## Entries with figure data

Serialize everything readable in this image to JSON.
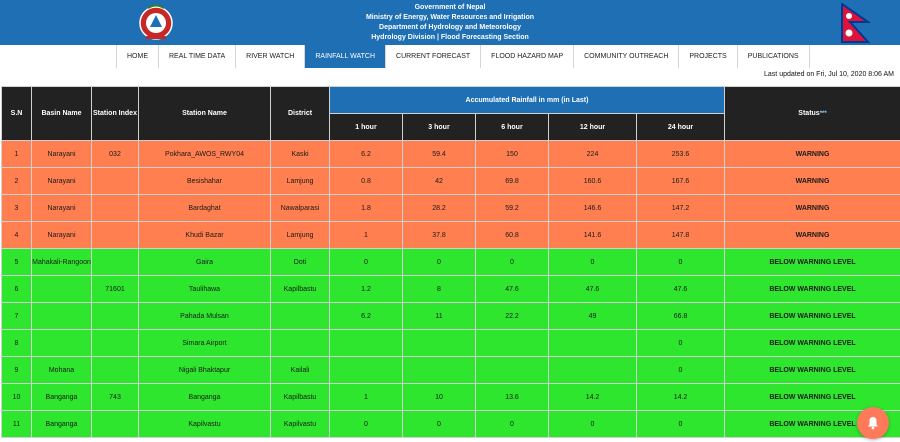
{
  "header": {
    "line1": "Government of Nepal",
    "line2": "Ministry of Energy, Water Resources and Irrigation",
    "line3": "Department of Hydrology and Meteorology",
    "line4": "Hydrology Division | Flood Forecasting Section",
    "emblem_icon": "nepal-emblem-icon",
    "flag_icon": "nepal-flag-icon"
  },
  "nav": {
    "items": [
      "HOME",
      "REAL TIME DATA",
      "RIVER WATCH",
      "RAINFALL WATCH",
      "CURRENT FORECAST",
      "FLOOD HAZARD MAP",
      "COMMUNITY OUTREACH",
      "PROJECTS",
      "PUBLICATIONS"
    ],
    "active": "RAINFALL WATCH"
  },
  "last_updated": "Last updated on Fri, Jul 10, 2020 8:06 AM",
  "table": {
    "headers": {
      "sn": "S.N",
      "basin": "Basin Name",
      "index": "Station Index",
      "station": "Station Name",
      "district": "District",
      "accum": "Accumulated Rainfall in mm (in Last)",
      "h1": "1 hour",
      "h3": "3 hour",
      "h6": "6 hour",
      "h12": "12 hour",
      "h24": "24 hour",
      "status": "Status",
      "status_mark": "***"
    },
    "rows": [
      [
        "1",
        "Narayani",
        "032",
        "Pokhara_AWOS_RWY04",
        "Kaski",
        "6.2",
        "59.4",
        "150",
        "224",
        "253.6",
        "WARNING"
      ],
      [
        "2",
        "Narayani",
        "",
        "Besishahar",
        "Lamjung",
        "0.8",
        "42",
        "69.8",
        "160.6",
        "167.6",
        "WARNING"
      ],
      [
        "3",
        "Narayani",
        "",
        "Bardaghat",
        "Nawalparasi",
        "1.8",
        "28.2",
        "59.2",
        "146.6",
        "147.2",
        "WARNING"
      ],
      [
        "4",
        "Narayani",
        "",
        "Khudi Bazar",
        "Lamjung",
        "1",
        "37.8",
        "60.8",
        "141.6",
        "147.8",
        "WARNING"
      ],
      [
        "5",
        "Mahakali-Rangoon",
        "",
        "Gaira",
        "Doti",
        "0",
        "0",
        "0",
        "0",
        "0",
        "BELOW WARNING LEVEL"
      ],
      [
        "6",
        "",
        "71601",
        "Taulihawa",
        "Kapilbastu",
        "1.2",
        "8",
        "47.6",
        "47.6",
        "47.6",
        "BELOW WARNING LEVEL"
      ],
      [
        "7",
        "",
        "",
        "Pahada Mulsan",
        "",
        "6.2",
        "11",
        "22.2",
        "49",
        "66.8",
        "BELOW WARNING LEVEL"
      ],
      [
        "8",
        "",
        "",
        "Simara Airport",
        "",
        "",
        "",
        "",
        "",
        "0",
        "BELOW WARNING LEVEL"
      ],
      [
        "9",
        "Mohana",
        "",
        "Nigali Bhaktapur",
        "Kailali",
        "",
        "",
        "",
        "",
        "0",
        "BELOW WARNING LEVEL"
      ],
      [
        "10",
        "Banganga",
        "743",
        "Banganga",
        "Kapilbastu",
        "1",
        "10",
        "13.6",
        "14.2",
        "14.2",
        "BELOW WARNING LEVEL"
      ],
      [
        "11",
        "Banganga",
        "",
        "Kapilvastu",
        "Kapilvastu",
        "0",
        "0",
        "0",
        "0",
        "0",
        "BELOW WARNING LEVEL"
      ]
    ]
  },
  "colors": {
    "banner": "#1e6fb3",
    "warning": "#ff7f50",
    "safe": "#2ee62e",
    "header_dark": "#222222"
  },
  "fab_icon": "bell-icon"
}
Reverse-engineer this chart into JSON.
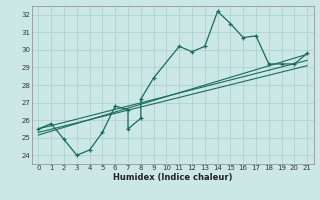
{
  "xlabel": "Humidex (Indice chaleur)",
  "ylabel": "",
  "bg_color": "#cbe8e6",
  "grid_color": "#aacfcc",
  "line_color": "#1a6b5a",
  "xlim": [
    -0.5,
    21.5
  ],
  "ylim": [
    23.5,
    32.5
  ],
  "xticks": [
    0,
    1,
    2,
    3,
    4,
    5,
    6,
    7,
    8,
    9,
    10,
    11,
    12,
    13,
    14,
    15,
    16,
    17,
    18,
    19,
    20,
    21
  ],
  "yticks": [
    24,
    25,
    26,
    27,
    28,
    29,
    30,
    31,
    32
  ],
  "main_x": [
    0,
    1,
    2,
    3,
    4,
    5,
    6,
    7,
    7,
    8,
    8,
    9,
    11,
    12,
    13,
    14,
    15,
    16,
    17,
    18,
    19,
    20,
    21
  ],
  "main_y": [
    25.5,
    25.8,
    24.9,
    24.0,
    24.3,
    25.3,
    26.8,
    26.6,
    25.5,
    26.1,
    27.2,
    28.4,
    30.2,
    29.9,
    30.2,
    32.2,
    31.5,
    30.7,
    30.8,
    29.2,
    29.2,
    29.2,
    29.8
  ],
  "line1_x": [
    0,
    21
  ],
  "line1_y": [
    25.3,
    29.1
  ],
  "line2_x": [
    0,
    21
  ],
  "line2_y": [
    25.5,
    29.4
  ],
  "line3_x": [
    0,
    21
  ],
  "line3_y": [
    25.15,
    29.75
  ]
}
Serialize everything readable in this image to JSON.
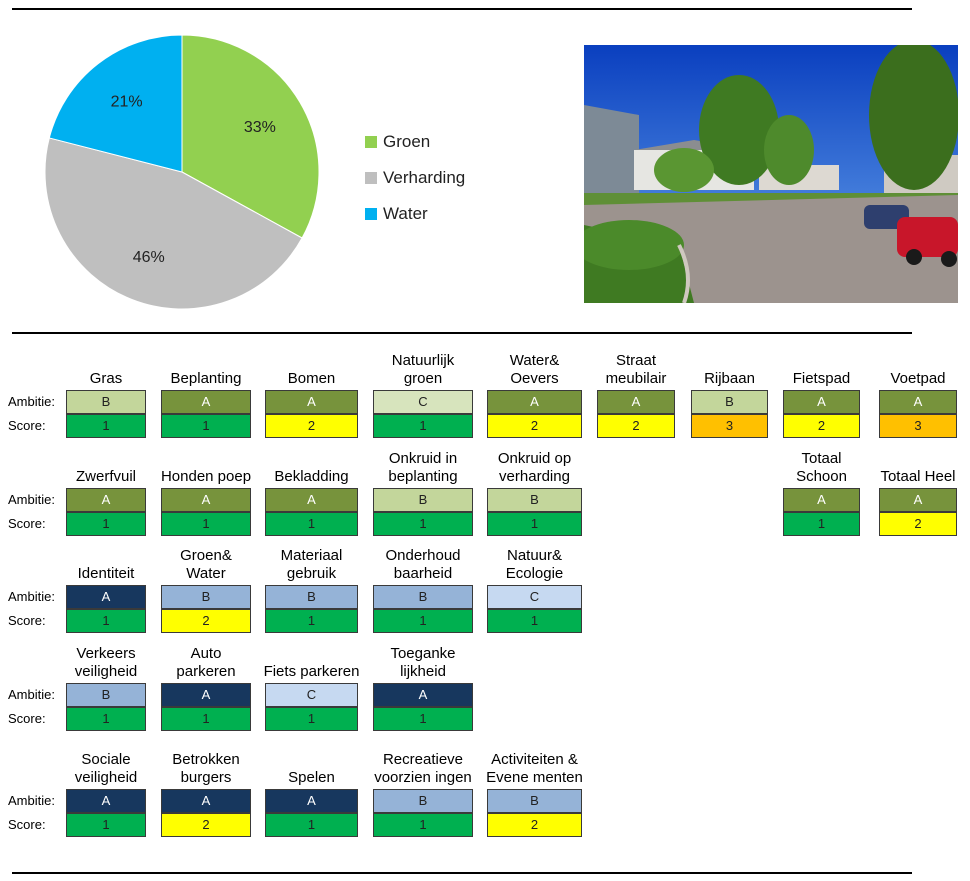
{
  "pie": {
    "chart_data": {
      "type": "pie",
      "slices": [
        {
          "name": "Groen",
          "value": 33,
          "label": "33%",
          "color": "#92d050"
        },
        {
          "name": "Verharding",
          "value": 46,
          "label": "46%",
          "color": "#bfbfbf"
        },
        {
          "name": "Water",
          "value": 21,
          "label": "21%",
          "color": "#00b0f0"
        }
      ],
      "legend_position": "right"
    }
  },
  "legend": [
    {
      "label": "Groen",
      "color": "#92d050"
    },
    {
      "label": "Verharding",
      "color": "#bfbfbf"
    },
    {
      "label": "Water",
      "color": "#00b0f0"
    }
  ],
  "labels": {
    "ambitie": "Ambitie:",
    "score": "Score:"
  },
  "grid": [
    [
      {
        "title": "Gras",
        "ambitie": "B",
        "score": "1",
        "theme": "green"
      },
      {
        "title": "Beplanting",
        "ambitie": "A",
        "score": "1",
        "theme": "green"
      },
      {
        "title": "Bomen",
        "ambitie": "A",
        "score": "2",
        "theme": "green"
      },
      {
        "title": "Natuurlijk groen",
        "ambitie": "C",
        "score": "1",
        "theme": "green"
      },
      {
        "title": "Water& Oevers",
        "ambitie": "A",
        "score": "2",
        "theme": "green"
      },
      {
        "title": "Straat meubilair",
        "ambitie": "A",
        "score": "2",
        "theme": "green"
      },
      {
        "title": "Rijbaan",
        "ambitie": "B",
        "score": "3",
        "theme": "green"
      },
      {
        "title": "Fietspad",
        "ambitie": "A",
        "score": "2",
        "theme": "green"
      },
      {
        "title": "Voetpad",
        "ambitie": "A",
        "score": "3",
        "theme": "green"
      }
    ],
    [
      {
        "title": "Zwerfvuil",
        "ambitie": "A",
        "score": "1",
        "theme": "green"
      },
      {
        "title": "Honden poep",
        "ambitie": "A",
        "score": "1",
        "theme": "green"
      },
      {
        "title": "Bekladding",
        "ambitie": "A",
        "score": "1",
        "theme": "green"
      },
      {
        "title": "Onkruid in beplanting",
        "ambitie": "B",
        "score": "1",
        "theme": "green"
      },
      {
        "title": "Onkruid op verharding",
        "ambitie": "B",
        "score": "1",
        "theme": "green"
      },
      null,
      null,
      {
        "title": "Totaal Schoon",
        "ambitie": "A",
        "score": "1",
        "theme": "green"
      },
      {
        "title": "Totaal Heel",
        "ambitie": "A",
        "score": "2",
        "theme": "green"
      }
    ],
    [
      {
        "title": "Identiteit",
        "ambitie": "A",
        "score": "1",
        "theme": "blue"
      },
      {
        "title": "Groen& Water",
        "ambitie": "B",
        "score": "2",
        "theme": "blue"
      },
      {
        "title": "Materiaal gebruik",
        "ambitie": "B",
        "score": "1",
        "theme": "blue"
      },
      {
        "title": "Onderhoud baarheid",
        "ambitie": "B",
        "score": "1",
        "theme": "blue"
      },
      {
        "title": "Natuur& Ecologie",
        "ambitie": "C",
        "score": "1",
        "theme": "blue"
      }
    ],
    [
      {
        "title": "Verkeers veiligheid",
        "ambitie": "B",
        "score": "1",
        "theme": "blue"
      },
      {
        "title": "Auto parkeren",
        "ambitie": "A",
        "score": "1",
        "theme": "blue"
      },
      {
        "title": "Fiets parkeren",
        "ambitie": "C",
        "score": "1",
        "theme": "blue"
      },
      {
        "title": "Toeganke lijkheid",
        "ambitie": "A",
        "score": "1",
        "theme": "blue"
      }
    ],
    [
      {
        "title": "Sociale veiligheid",
        "ambitie": "A",
        "score": "1",
        "theme": "blue"
      },
      {
        "title": "Betrokken burgers",
        "ambitie": "A",
        "score": "2",
        "theme": "blue"
      },
      {
        "title": "Spelen",
        "ambitie": "A",
        "score": "1",
        "theme": "blue"
      },
      {
        "title": "Recreatieve voorzien ingen",
        "ambitie": "B",
        "score": "1",
        "theme": "blue"
      },
      {
        "title": "Activiteiten & Evene menten",
        "ambitie": "B",
        "score": "2",
        "theme": "blue"
      }
    ]
  ],
  "colors": {
    "green": {
      "A": "#77933c",
      "B": "#c3d69b",
      "C": "#d7e4bd"
    },
    "blue": {
      "A": "#17375e",
      "B": "#95b3d7",
      "C": "#c6d9f1"
    },
    "score": {
      "1": "#00b050",
      "2": "#ffff00",
      "3": "#ffc000"
    }
  }
}
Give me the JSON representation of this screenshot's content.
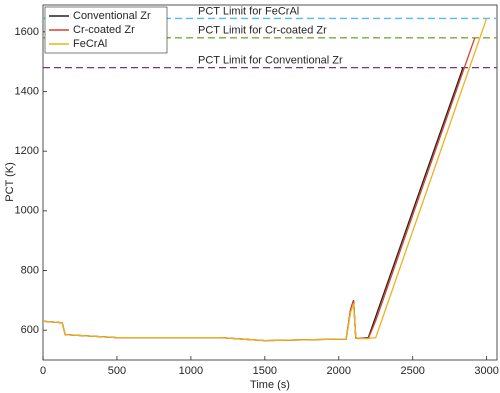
{
  "chart_data": {
    "type": "line",
    "xlabel": "Time (s)",
    "ylabel": "PCT (K)",
    "x": [
      0,
      130,
      150,
      500,
      1200,
      1500,
      2000,
      2050,
      2080,
      2100,
      2115,
      2130,
      2200,
      2250,
      2400,
      2600,
      2840,
      2920,
      3000
    ],
    "series": [
      {
        "name": "Conventional Zr",
        "color": "#222222",
        "values": [
          630,
          625,
          585,
          575,
          575,
          565,
          570,
          570,
          670,
          700,
          575,
          572,
          575,
          646,
          858,
          1141,
          1480,
          null,
          null
        ]
      },
      {
        "name": "Cr-coated Zr",
        "color": "#d9432a",
        "values": [
          630,
          625,
          585,
          575,
          575,
          565,
          570,
          570,
          668,
          698,
          575,
          572,
          572,
          632,
          844,
          1127,
          1467,
          1580,
          null
        ]
      },
      {
        "name": "FeCrAl",
        "color": "#edb120",
        "values": [
          630,
          625,
          585,
          575,
          575,
          565,
          570,
          570,
          660,
          690,
          578,
          572,
          572,
          575,
          789,
          1074,
          1417,
          1531,
          1645
        ]
      }
    ],
    "reference_lines": [
      {
        "label": "PCT Limit for FeCrAl",
        "value": 1645,
        "color": "#4dbeee"
      },
      {
        "label": "PCT Limit for Cr-coated Zr",
        "value": 1580,
        "color": "#77ac30"
      },
      {
        "label": "PCT Limit for Conventional Zr",
        "value": 1480,
        "color": "#7e2f8e"
      }
    ],
    "xlim": [
      0,
      3070
    ],
    "ylim": [
      500,
      1690
    ],
    "xticks": [
      0,
      500,
      1000,
      1500,
      2000,
      2500,
      3000
    ],
    "yticks": [
      600,
      800,
      1000,
      1200,
      1400,
      1600
    ],
    "legend": "upper-left"
  }
}
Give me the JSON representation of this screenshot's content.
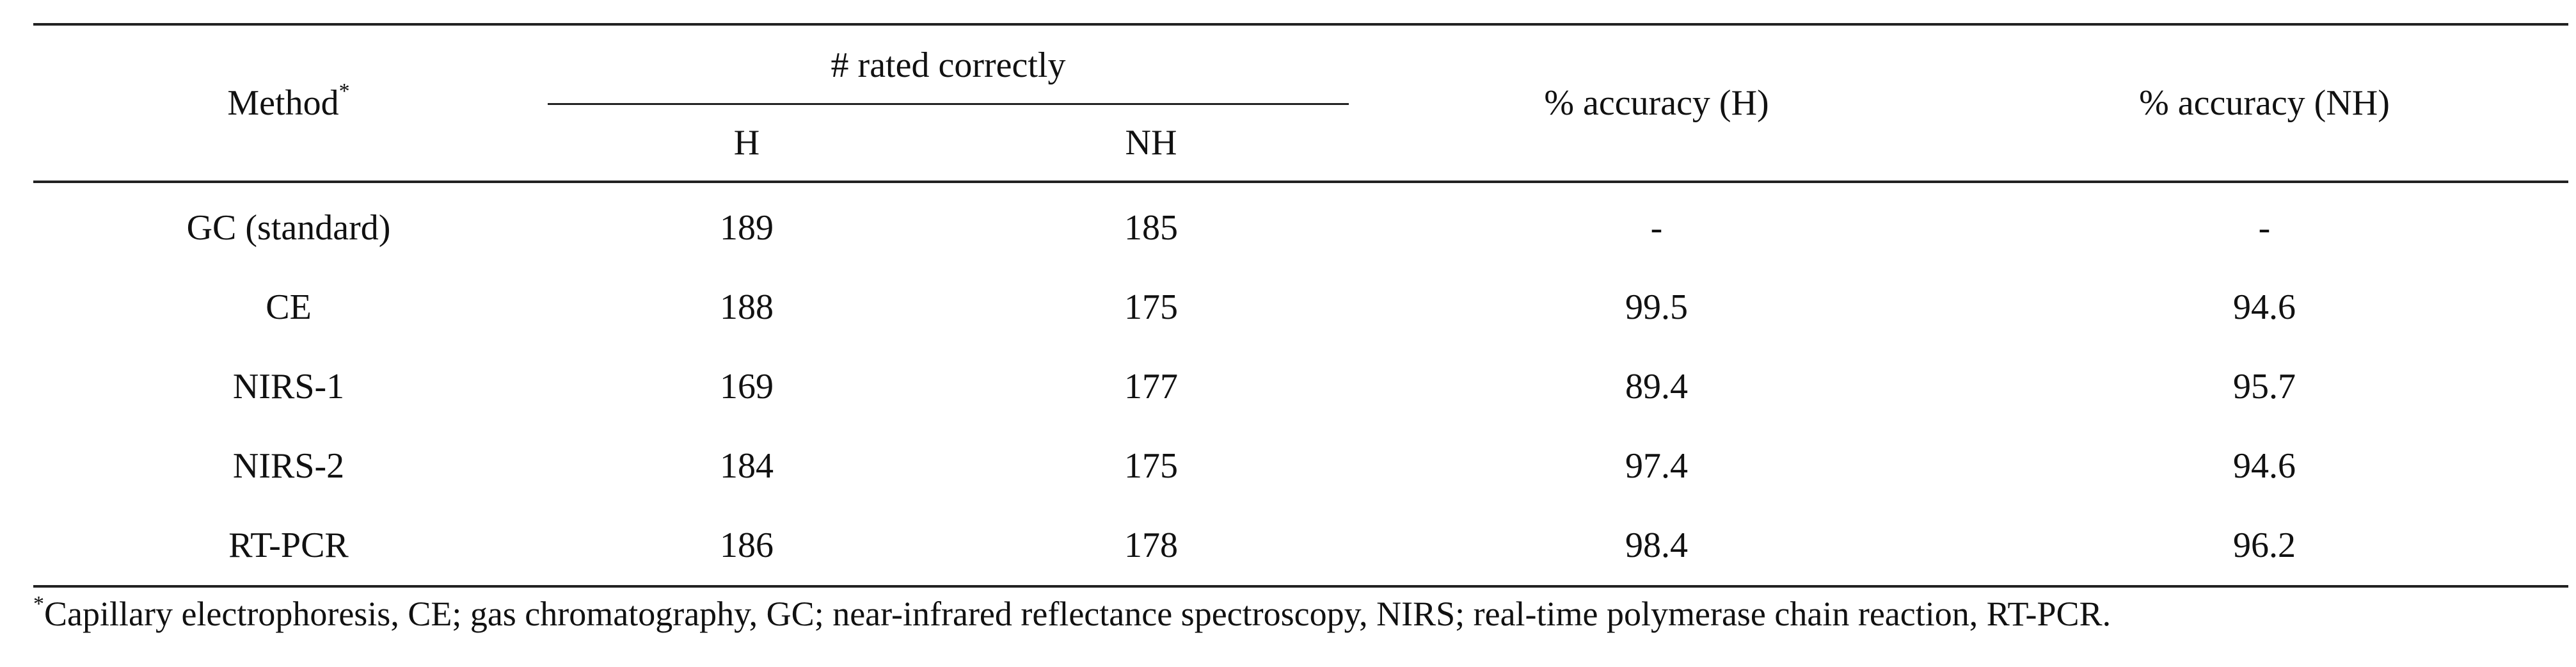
{
  "table": {
    "headers": {
      "method": "Method",
      "method_marker": "*",
      "rated_correctly": "# rated correctly",
      "h": "H",
      "nh": "NH",
      "accuracy_h": "% accuracy (H)",
      "accuracy_nh": "% accuracy (NH)"
    },
    "rows": [
      {
        "method": "GC (standard)",
        "h": "189",
        "nh": "185",
        "acc_h": "-",
        "acc_nh": "-"
      },
      {
        "method": "CE",
        "h": "188",
        "nh": "175",
        "acc_h": "99.5",
        "acc_nh": "94.6"
      },
      {
        "method": "NIRS-1",
        "h": "169",
        "nh": "177",
        "acc_h": "89.4",
        "acc_nh": "95.7"
      },
      {
        "method": "NIRS-2",
        "h": "184",
        "nh": "175",
        "acc_h": "97.4",
        "acc_nh": "94.6"
      },
      {
        "method": "RT-PCR",
        "h": "186",
        "nh": "178",
        "acc_h": "98.4",
        "acc_nh": "96.2"
      }
    ]
  },
  "footnote": {
    "marker": "*",
    "text": "Capillary electrophoresis, CE; gas chromatography, GC; near-infrared reflectance spectroscopy, NIRS; real-time polymerase chain reaction, RT-PCR."
  }
}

## Exercise prompt
Return all lines with the word "Water" in them.

## Written solution
    "line2": "Ministry of Energy, Water Resources and Irrigation",
          "name": "Water",
      "label": "Water",
        "title": "Water& Oevers",
        "title": "Groen& Water",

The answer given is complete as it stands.